TASK REQUIREMENTS: Tally every line of the listing below that holds "身份证号码", then give the tally alone.

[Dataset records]
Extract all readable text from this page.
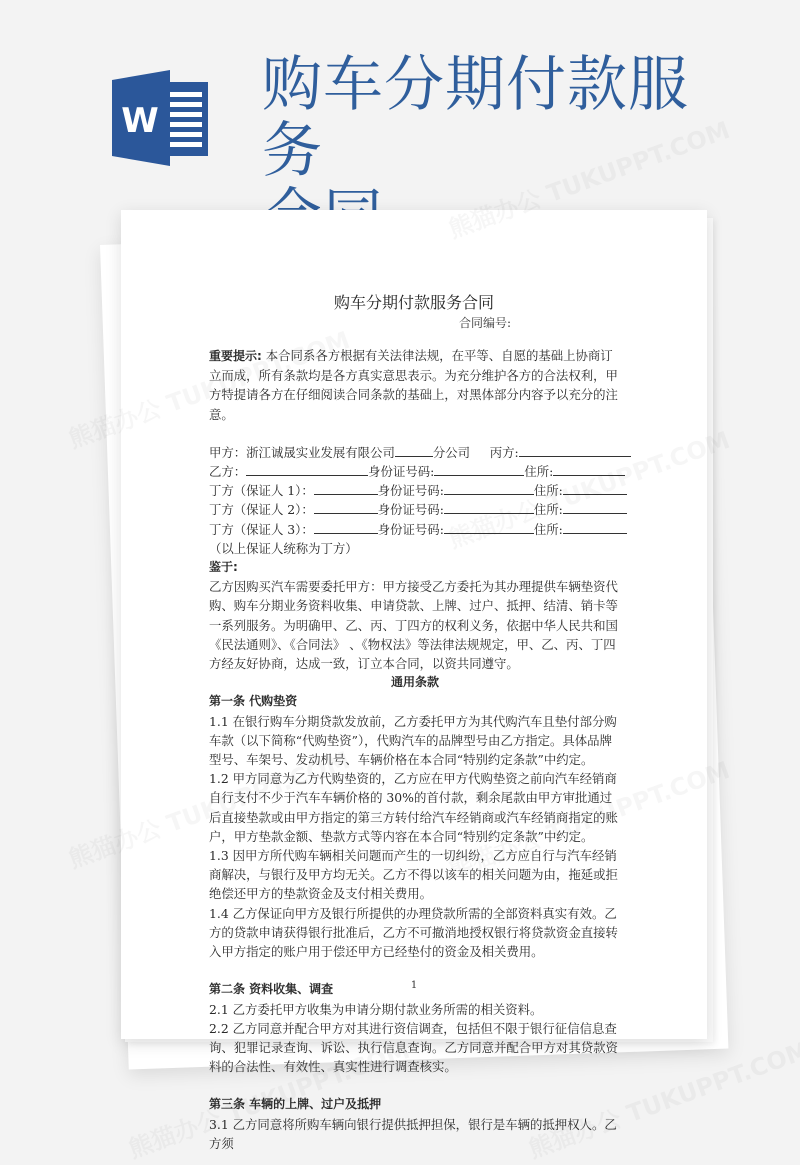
W
购车分期付款服务
购车分期付款服务合同
合同编号:

重要提示: 本合同系各方根据有关法律法规，在平等、自愿的基础上协商订立而成，所有条款均是各方真实意思表示。为充分维护各方的合法权利，甲方特提请各方在仔细阅读合同条款的基础上，对黑体部分内容予以充分的注意。

甲方：浙江诚晟实业发展有限公司	分公司 丙方:

乙方：	身份证号码:	住所:

丁方（保证人 1）：	身份证号码:	住所:

丁方（保证人 2）：	身份证号码:	住所:

丁方（保证人 3）：	身份证号码:	住所:

（以上保证人统称为丁方）

鉴于:

乙方因购买汽车需要委托甲方：甲方接受乙方委托为其办理提供车辆垫资代购、购车分期业务资料收集、申请贷款、上牌、过户、抵押、结清、销卡等一系列服务。为明确甲、乙、丙、丁四方的权利义务，依据中华人民共和国《民法通则》、《合同法》 、《物权法》等法律法规规定，甲、乙、丙、丁四方经友好协商，达成一致，订立本合同，以资共同遵守。

通用条款

第一条 代购垫资

1.1 在银行购车分期贷款发放前，乙方委托甲方为其代购汽车且垫付部分购车款（以下简称“代购垫资”），代购汽车的品牌型号由乙方指定。具体品牌型号、车架号、发动机号、车辆价格在本合同“特别约定条款”中约定。

1.2 甲方同意为乙方代购垫资的，乙方应在甲方代购垫资之前向汽车经销商自行支付不少于汽车车辆价格的 30%的首付款，剩余尾款由甲方审批通过后直接垫款或由甲方指定的第三方转付给汽车经销商或汽车经销商指定的账户，甲方垫款金额、垫款方式等内容在本合同“特别约定条款”中约定。

1.3 因甲方所代购车辆相关问题而产生的一切纠纷，乙方应自行与汽车经销商解决，与银行及甲方均无关。乙方不得以该车的相关问题为由，拖延或拒绝偿还甲方的垫款资金及支付相关费用。

1.4 乙方保证向甲方及银行所提供的办理贷款所需的全部资料真实有效。乙方的贷款申请获得银行批准后，乙方不可撤消地授权银行将贷款资金直接转入甲方指定的账户用于偿还甲方已经垫付的资金及相关费用。

第二条 资料收集、调查

2.1 乙方委托甲方收集为申请分期付款业务所需的相关资料。

2.2 乙方同意并配合甲方对其进行资信调查，包括但不限于银行征信信息查询、犯罪记录查询、诉讼、执行信息查询。乙方同意并配合甲方对其贷款资料的合法性、有效性、真实性进行调查核实。

第三条 车辆的上牌、过户及抵押

3.1 乙方同意将所购车辆向银行提供抵押担保，银行是车辆的抵押权人。乙方须

1
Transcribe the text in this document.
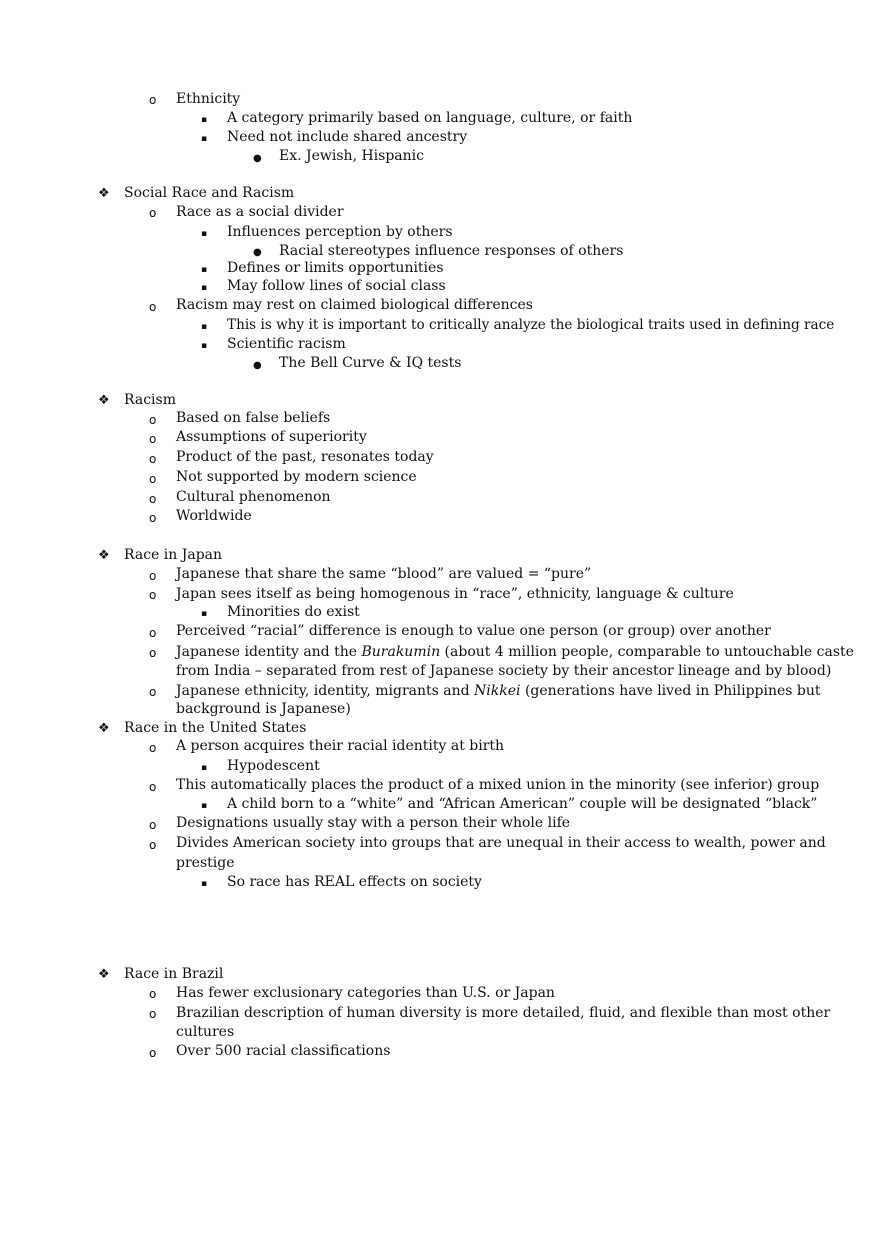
o Ethnicity
▪ A category primarily based on language, culture, or faith
▪ Need not include shared ancestry
● Ex. Jewish, Hispanic
❖ Social Race and Racism
o Race as a social divider
▪ Influences perception by others
● Racial stereotypes influence responses of others
▪ Defines or limits opportunities
▪ May follow lines of social class
o Racism may rest on claimed biological differences
▪ This is why it is important to critically analyze the biological traits used in defining race
▪ Scientific racism
● The Bell Curve & IQ tests
❖ Racism
o Based on false beliefs
o Assumptions of superiority
o Product of the past, resonates today
o Not supported by modern science
o Cultural phenomenon
o Worldwide
❖ Race in Japan
o Japanese that share the same “blood” are valued = “pure”
o Japan sees itself as being homogenous in “race”, ethnicity, language & culture
▪ Minorities do exist
o Perceived “racial” difference is enough to value one person (or group) over another
o Japanese identity and the Burakumin (about 4 million people, comparable to untouchable caste
from India – separated from rest of Japanese society by their ancestor lineage and by blood)
o Japanese ethnicity, identity, migrants and Nikkei (generations have lived in Philippines but
background is Japanese)
❖ Race in the United States
o A person acquires their racial identity at birth
▪ Hypodescent
o This automatically places the product of a mixed union in the minority (see inferior) group
▪ A child born to a “white” and “African American” couple will be designated “black”
o Designations usually stay with a person their whole life
o Divides American society into groups that are unequal in their access to wealth, power and
prestige
▪ So race has REAL effects on society
❖ Race in Brazil
o Has fewer exclusionary categories than U.S. or Japan
o Brazilian description of human diversity is more detailed, fluid, and flexible than most other
cultures
o Over 500 racial classifications
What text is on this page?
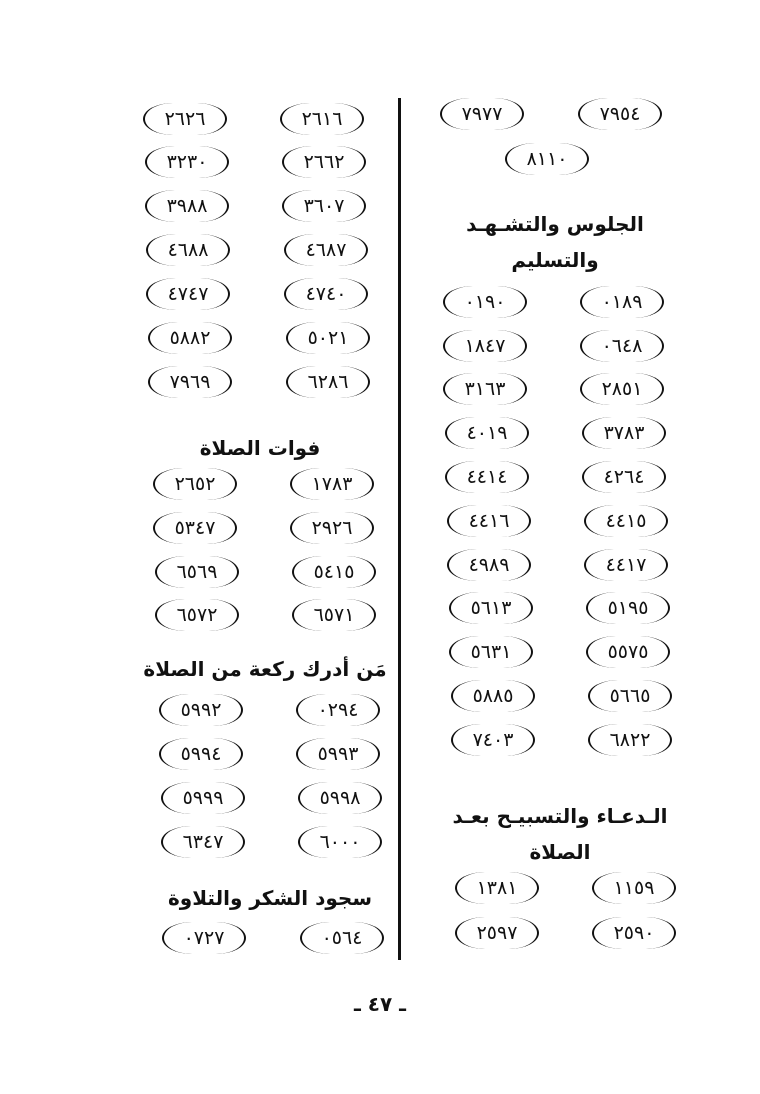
٧٩٥٤
٧٩٧٧
٨١١٠
الجلوس والتشـهـد والتسليم
٠١٨٩
٠١٩٠
٠٦٤٨
١٨٤٧
٢٨٥١
٣١٦٣
٣٧٨٣
٤٠١٩
٤٢٦٤
٤٤١٤
٤٤١٥
٤٤١٦
٤٤١٧
٤٩٨٩
٥١٩٥
٥٦١٣
٥٥٧٥
٥٦٣١
٥٦٦٥
٥٨٨٥
٦٨٢٢
٧٤٠٣
الـدعـاء والتسبيـح بعـد الصلاة
١١٥٩
١٣٨١
٢٥٩٠
٢٥٩٧
٢٦١٦
٢٦٢٦
٢٦٦٢
٣٢٣٠
٣٦٠٧
٣٩٨٨
٤٦٨٧
٤٦٨٨
٤٧٤٠
٤٧٤٧
٥٠٢١
٥٨٨٢
٦٢٨٦
٧٩٦٩
فوات الصلاة
١٧٨٣
٢٦٥٢
٢٩٢٦
٥٣٤٧
٥٤١٥
٦٥٦٩
٦٥٧١
٦٥٧٢
مَن أدرك ركعة من الصلاة
٠٢٩٤
٥٩٩٢
٥٩٩٣
٥٩٩٤
٥٩٩٨
٥٩٩٩
٦٠٠٠
٦٣٤٧
سجود الشكر والتلاوة
٠٥٦٤
٠٧٢٧
ـ ٤٧ ـ
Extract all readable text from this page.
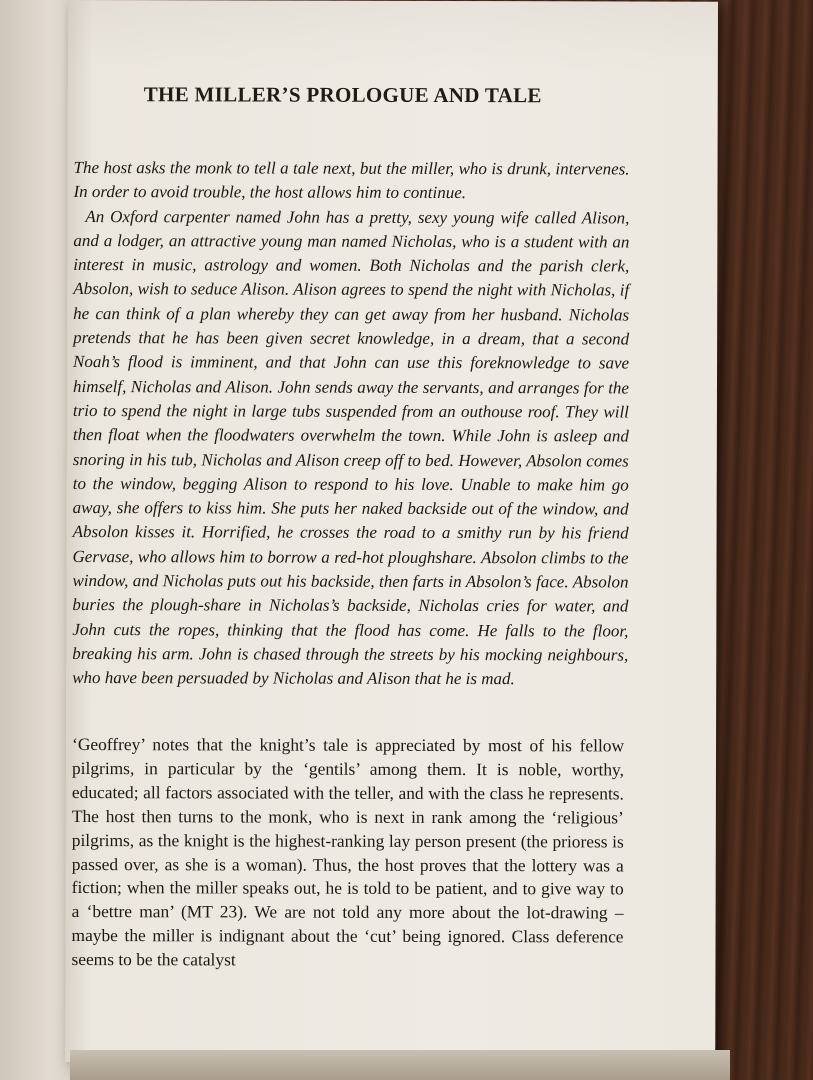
THE MILLER’S PROLOGUE AND TALE

The host asks the monk to tell a tale next, but the miller, who is drunk, intervenes. In order to avoid trouble, the host allows him to continue.

An Oxford carpenter named John has a pretty, sexy young wife called Alison, and a lodger, an attractive young man named Nicholas, who is a student with an interest in music, astrology and women. Both Nicholas and the parish clerk, Absolon, wish to seduce Alison. Alison agrees to spend the night with Nicholas, if he can think of a plan whereby they can get away from her husband. Nicholas pretends that he has been given secret knowledge, in a dream, that a second Noah’s flood is imminent, and that John can use this foreknowledge to save himself, Nicholas and Alison. John sends away the servants, and arranges for the trio to spend the night in large tubs suspended from an outhouse roof. They will then float when the floodwaters overwhelm the town. While John is asleep and snoring in his tub, Nicholas and Alison creep off to bed. However, Absolon comes to the window, begging Alison to respond to his love. Unable to make him go away, she offers to kiss him. She puts her naked backside out of the window, and Absolon kisses it. Horrified, he crosses the road to a smithy run by his friend Gervase, who allows him to borrow a red-hot ploughshare. Absolon climbs to the window, and Nicholas puts out his backside, then farts in Absolon’s face. Absolon buries the plough-share in Nicholas’s backside, Nicholas cries for water, and John cuts the ropes, thinking that the flood has come. He falls to the floor, breaking his arm. John is chased through the streets by his mocking neighbours, who have been persuaded by Nicholas and Alison that he is mad.

‘Geoffrey’ notes that the knight’s tale is appreciated by most of his fellow pilgrims, in particular by the ‘gentils’ among them. It is noble, worthy, educated; all factors associated with the teller, and with the class he represents. The host then turns to the monk, who is next in rank among the ‘religious’ pilgrims, as the knight is the highest-ranking lay person present (the prioress is passed over, as she is a woman). Thus, the host proves that the lottery was a fiction; when the miller speaks out, he is told to be patient, and to give way to a ‘bettre man’ (MT 23). We are not told any more about the lot-drawing – maybe the miller is indignant about the ‘cut’ being ignored. Class deference seems to be the catalyst
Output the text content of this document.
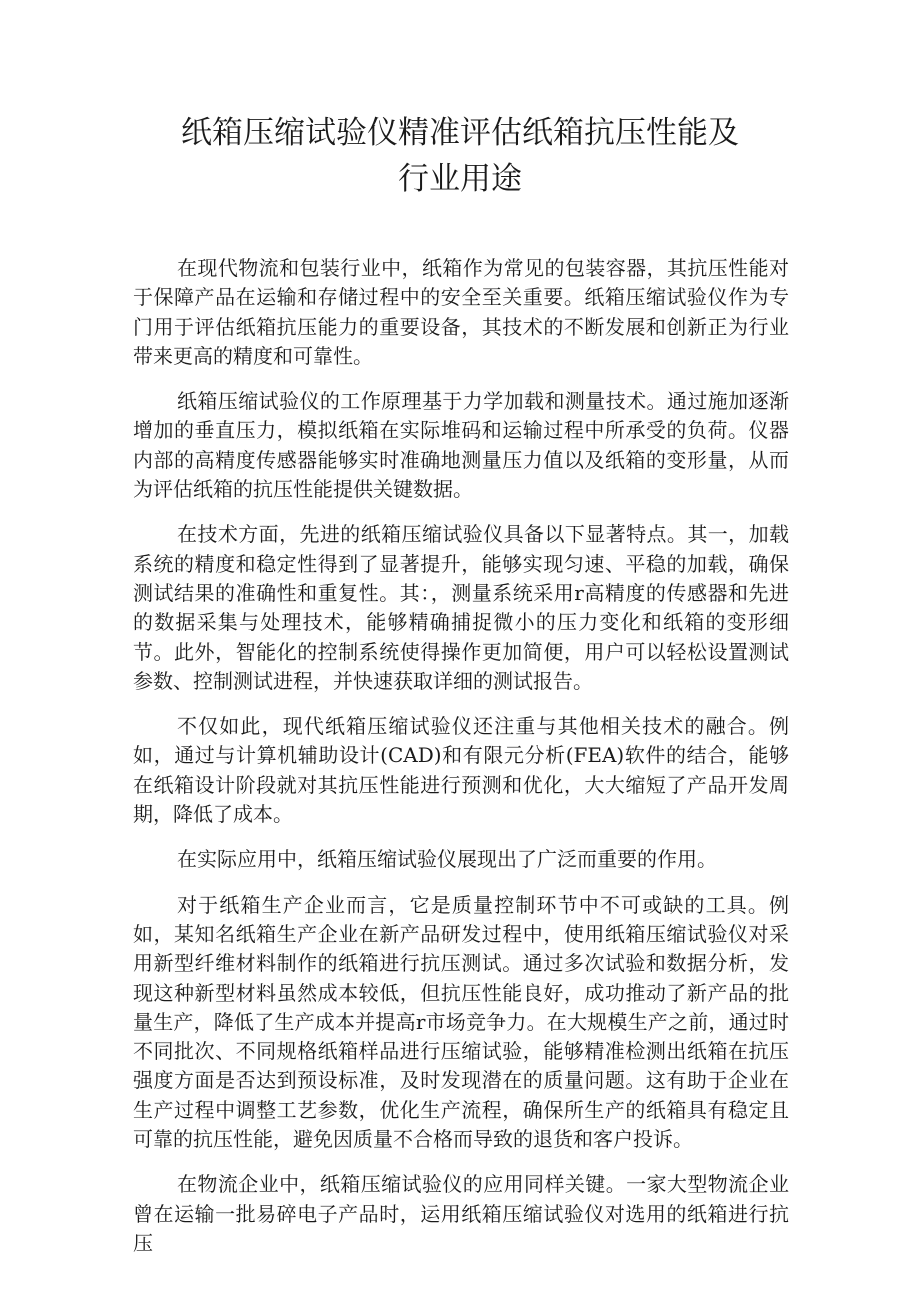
纸箱压缩试验仪精准评估纸箱抗压性能及
行业用途

在现代物流和包装行业中，纸箱作为常见的包装容器，其抗压性能对于保障产品在运输和存储过程中的安全至关重要。纸箱压缩试验仪作为专门用于评估纸箱抗压能力的重要设备，其技术的不断发展和创新正为行业带来更高的精度和可靠性。

纸箱压缩试验仪的工作原理基于力学加载和测量技术。通过施加逐渐增加的垂直压力，模拟纸箱在实际堆码和运输过程中所承受的负荷。仪器内部的高精度传感器能够实时准确地测量压力值以及纸箱的变形量，从而为评估纸箱的抗压性能提供关键数据。

在技术方面，先进的纸箱压缩试验仪具备以下显著特点。其一，加载系统的精度和稳定性得到了显著提升，能够实现匀速、平稳的加载，确保测试结果的准确性和重复性。其：，测量系统采用r高精度的传感器和先进的数据采集与处理技术，能够精确捕捉微小的压力变化和纸箱的变形细节。此外，智能化的控制系统使得操作更加简便，用户可以轻松设置测试参数、控制测试进程，并快速获取详细的测试报告。

不仅如此，现代纸箱压缩试验仪还注重与其他相关技术的融合。例如，通过与计算机辅助设计(CAD)和有限元分析(FEA)软件的结合，能够在纸箱设计阶段就对其抗压性能进行预测和优化，大大缩短了产品开发周期，降低了成本。

在实际应用中，纸箱压缩试验仪展现出了广泛而重要的作用。

对于纸箱生产企业而言，它是质量控制环节中不可或缺的工具。例如，某知名纸箱生产企业在新产品研发过程中，使用纸箱压缩试验仪对采用新型纤维材料制作的纸箱进行抗压测试。通过多次试验和数据分析，发现这种新型材料虽然成本较低，但抗压性能良好，成功推动了新产品的批量生产，降低了生产成本并提高r市场竞争力。在大规模生产之前，通过时不同批次、不同规格纸箱样品进行压缩试验，能够精准检测出纸箱在抗压强度方面是否达到预设标准，及时发现潜在的质量问题。这有助于企业在生产过程中调整工艺参数，优化生产流程，确保所生产的纸箱具有稳定且可靠的抗压性能，避免因质量不合格而导致的退货和客户投诉。

在物流企业中，纸箱压缩试验仪的应用同样关键。一家大型物流企业曾在运输一批易碎电子产品时，运用纸箱压缩试验仪对选用的纸箱进行抗压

RESULT FOR THIS EXERCISE: 4